= ARBEITSAUFTRAG =
Stelle alle Zeilen des folgenden Materials als nummerierte Liste dar und lass dabei Leerzeilen weg. Bilder gehören nicht in die Antwort.

[Datenzeilen]

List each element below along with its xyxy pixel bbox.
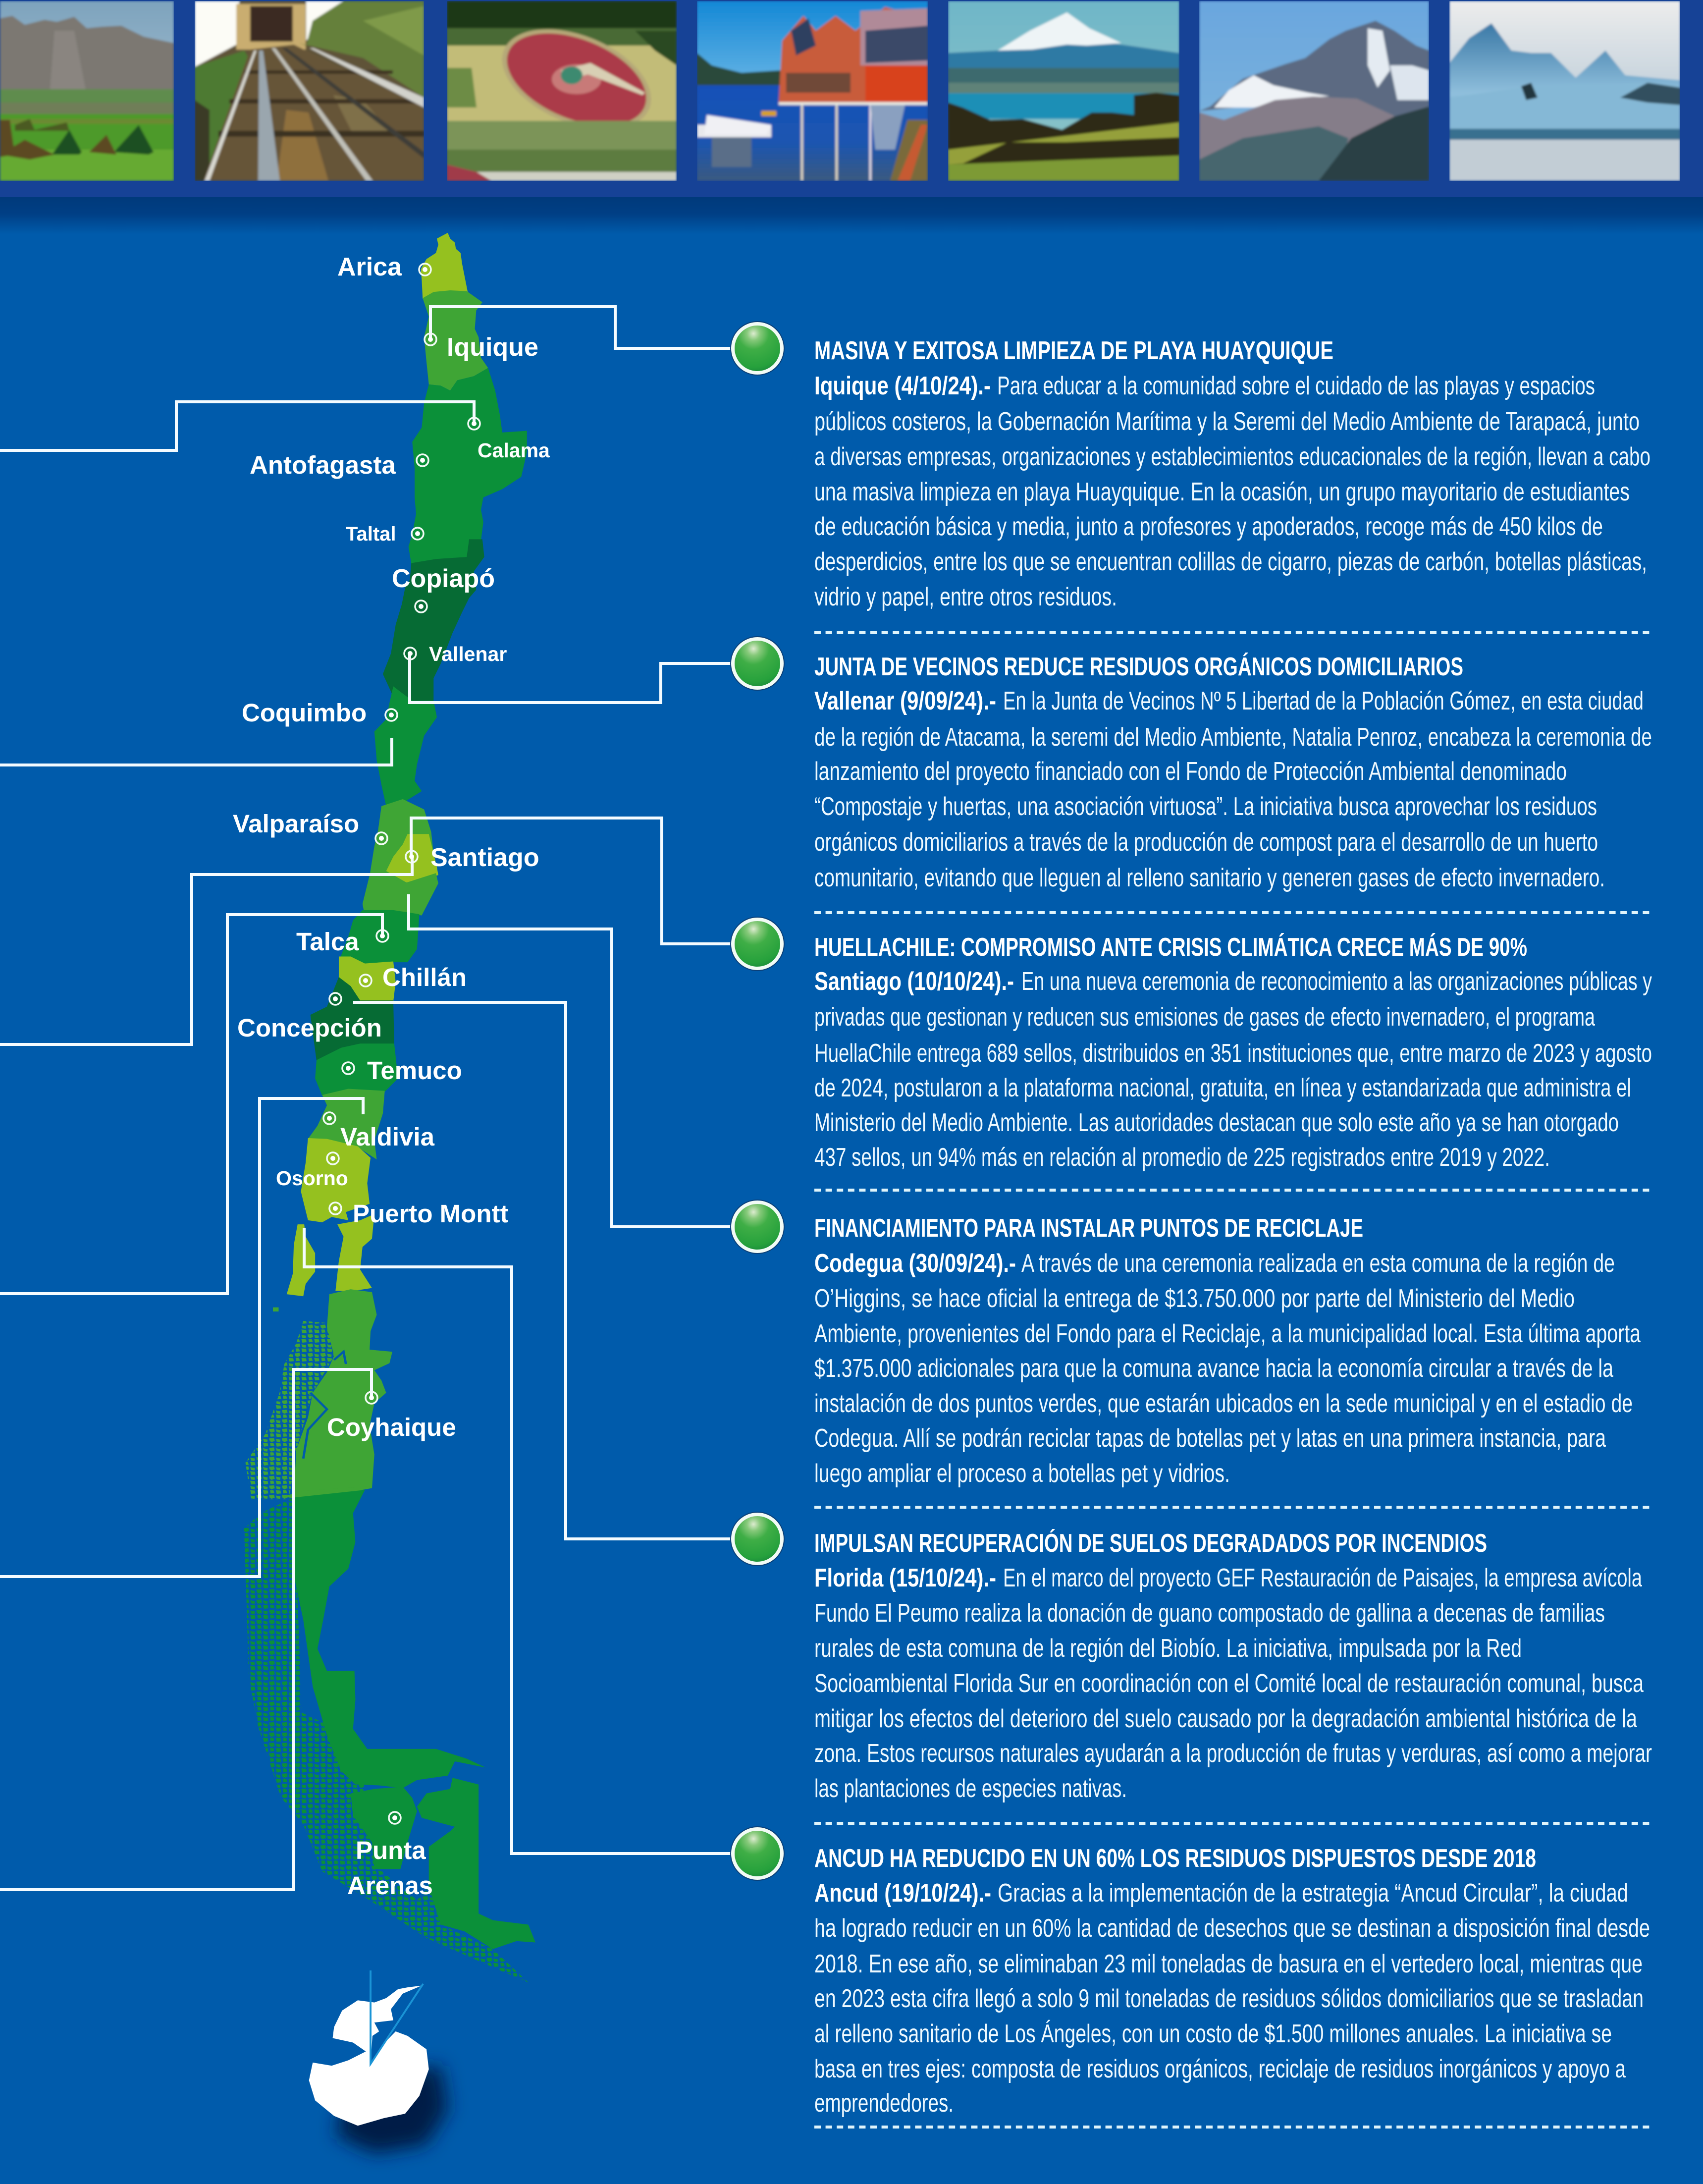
icon: antarctic continent [309,1986,429,2126]
text block [814,967,1652,1172]
photo: valley with mountain [0,1,174,181]
central and southern regions [246,799,438,1500]
text block: Codegua (30/09/24).- [814,1249,1016,1278]
city labels: Chillán [382,963,467,991]
icon: green bullet 1 [730,321,785,376]
city labels: Osorno [276,1167,348,1190]
icon: green bullet 4 [730,1200,785,1254]
city labels: Vallenar [429,643,507,665]
city labels: Concepción [237,1014,382,1042]
panel: news item HuellaChile [814,933,1652,1172]
text block: las plantaciones de especies nativas. [814,1774,1127,1803]
Antarctica [309,1970,448,2154]
city markers [323,264,480,1824]
panel: news item Codegua [814,1214,1641,1488]
city labels: Coyhaique [327,1413,456,1441]
icon: green bullet 6 [730,1826,785,1881]
text block: Iquique (4/10/24).- [814,372,991,400]
heading: MASIVA Y EXITOSA LIMPIEZA DE PLAYA HUAYQUIQUE [814,336,1333,365]
photo: flower clock [447,1,677,181]
panel: news item Vallenar [814,653,1652,892]
heading: IMPULSAN RECUPERACIÓN DE SUELOS DEGRADADOS POR INCENDIOS [814,1529,1487,1558]
photo: volcano and lake [948,1,1179,181]
text block: vidrio y papel, entre otros residuos. [814,583,1117,611]
city labels: Punta [356,1836,426,1864]
text block [814,1879,1650,2118]
city labels: Valdivia [340,1123,435,1151]
text block [814,1564,1652,1803]
photo: glacier and icy water [1449,1,1680,181]
text block [814,1249,1641,1488]
icon: green bullet 3 [730,917,785,971]
panel: news item Florida [814,1529,1652,1803]
city labels: Taltal [346,523,396,545]
icon: green bullet 5 [730,1512,785,1566]
photo: funicular tracks [195,1,424,181]
text block: Ancud (19/10/24).- [814,1879,991,1908]
icon: green bullet 2 [730,636,785,691]
city labels: Coquimbo [242,699,367,727]
text block [814,372,1650,611]
map of Chile [244,233,535,1982]
northern regions [374,233,527,806]
city labels [233,253,550,1900]
city labels: Talca [296,928,359,956]
panel: news item Huayquique [814,336,1650,611]
city labels: Iquique [447,333,538,362]
heading: FINANCIAMIENTO PARA INSTALAR PUNTOS DE RECICLAJE [814,1214,1363,1243]
city labels: Calama [478,439,550,462]
text block: emprendedores. [814,2089,954,2118]
photo strip [0,1,1680,181]
panel: news item Ancud [814,1844,1650,2118]
text block: Vallenar (9/09/24).- [814,687,996,715]
photo: snowy peak [1199,1,1429,181]
city labels: Copiapó [392,564,495,593]
text block: Florida (15/10/24).- [814,1564,996,1592]
city labels: Temuco [367,1056,462,1085]
city labels: Antofagasta [250,451,396,479]
Magallanes region [244,1486,535,1982]
city labels: Valparaíso [233,810,359,838]
text block [814,687,1652,892]
connector lines [0,307,733,1890]
territorial wedge [371,1970,423,2064]
text block: luego ampliar el proceso a botellas pet y vidrios. [814,1459,1230,1488]
city labels: Arenas [347,1871,433,1900]
city labels: Puerto Montt [353,1200,508,1228]
text block: Santiago (10/10/24).- [814,967,1014,996]
photo: palafitos and boats [697,1,928,181]
city labels: Arica [337,253,402,281]
city labels: Santiago [430,843,539,872]
heading: JUNTA DE VECINOS REDUCE RESIDUOS ORGÁNICOS DOMICILIARIOS [814,653,1463,681]
shadow [336,2065,448,2154]
header band [0,0,1703,234]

= ERGEBNIS DER ÜBUNG =
1. List each element below along with its xyxy pixel bbox.
2. icon: antarctic continent [309,1986,429,2126]
3. text block [814,967,1652,1172]
4. photo: valley with mountain [0,1,174,181]
5. central and southern regions [246,799,438,1500]
6. text block: Codegua (30/09/24).- [814,1249,1016,1278]
7. city labels: Chillán [382,963,467,991]
8. icon: green bullet 1 [730,321,785,376]
9. city labels: Osorno [276,1167,348,1190]
10. icon: green bullet 4 [730,1200,785,1254]
11. city labels: Vallenar [429,643,507,665]
12. city labels: Concepción [237,1014,382,1042]
13. panel: news item HuellaChile [814,933,1652,1172]
14. text block: las plantaciones de especies nativas. [814,1774,1127,1803]
15. Antarctica [309,1970,448,2154]
16. city markers [323,264,480,1824]
17. panel: news item Codegua [814,1214,1641,1488]
18. city labels: Coyhaique [327,1413,456,1441]
19. icon: green bullet 6 [730,1826,785,1881]
20. text block: Iquique (4/10/24).- [814,372,991,400]
21. heading: MASIVA Y EXITOSA LIMPIEZA DE PLAYA HUAYQUIQUE [814,336,1333,365]
22. photo: flower clock [447,1,677,181]
23. panel: news item Vallenar [814,653,1652,892]
24. heading: IMPULSAN RECUPERACIÓN DE SUELOS DEGRADADOS POR INCENDIOS [814,1529,1487,1558]
25. photo: volcano and lake [948,1,1179,181]
26. text block: vidrio y papel, entre otros residuos. [814,583,1117,611]
27. city labels: Punta [356,1836,426,1864]
28. text block [814,1879,1650,2118]
29. city labels: Valdivia [340,1123,435,1151]
30. text block [814,1564,1652,1803]
31. photo: glacier and icy water [1449,1,1680,181]
32. text block [814,1249,1641,1488]
33. icon: green bullet 3 [730,917,785,971]
34. panel: news item Florida [814,1529,1652,1803]
35. city labels: Taltal [346,523,396,545]
36. icon: green bullet 5 [730,1512,785,1566]
37. photo: funicular tracks [195,1,424,181]
38. text block: Ancud (19/10/24).- [814,1879,991,1908]
39. icon: green bullet 2 [730,636,785,691]
40. city labels: Coquimbo [242,699,367,727]
41. text block [814,372,1650,611]
42. map of Chile [244,233,535,1982]
43. northern regions [374,233,527,806]
44. city labels [233,253,550,1900]
45. city labels: Talca [296,928,359,956]
46. panel: news item Huayquique [814,336,1650,611]
47. city labels: Iquique [447,333,538,362]
48. heading: FINANCIAMIENTO PARA INSTALAR PUNTOS DE RECICLAJE [814,1214,1363,1243]
49. city labels: Calama [478,439,550,462]
50. text block: emprendedores. [814,2089,954,2118]
51. photo strip [0,1,1680,181]
52. panel: news item Ancud [814,1844,1650,2118]
53. text block: Vallenar (9/09/24).- [814,687,996,715]
54. photo: snowy peak [1199,1,1429,181]
55. city labels: Copiapó [392,564,495,593]
56. text block: Florida (15/10/24).- [814,1564,996,1592]
57. city labels: Temuco [367,1056,462,1085]
58. city labels: Antofagasta [250,451,396,479]
59. Magallanes region [244,1486,535,1982]
60. city labels: Valparaíso [233,810,359,838]
61. text block [814,687,1652,892]
62. connector lines [0,307,733,1890]
63. territorial wedge [371,1970,423,2064]
64. text block: luego ampliar el proceso a botellas pet y vidrios. [814,1459,1230,1488]
65. city labels: Arenas [347,1871,433,1900]
66. city labels: Puerto Montt [353,1200,508,1228]
67. text block: Santiago (10/10/24).- [814,967,1014,996]
68. photo: palafitos and boats [697,1,928,181]
69. city labels: Arica [337,253,402,281]
70. city labels: Santiago [430,843,539,872]
71. heading: JUNTA DE VECINOS REDUCE RESIDUOS ORGÁNICOS DOMICILIARIOS [814,653,1463,681]
72. shadow [336,2065,448,2154]
73. header band [0,0,1703,234]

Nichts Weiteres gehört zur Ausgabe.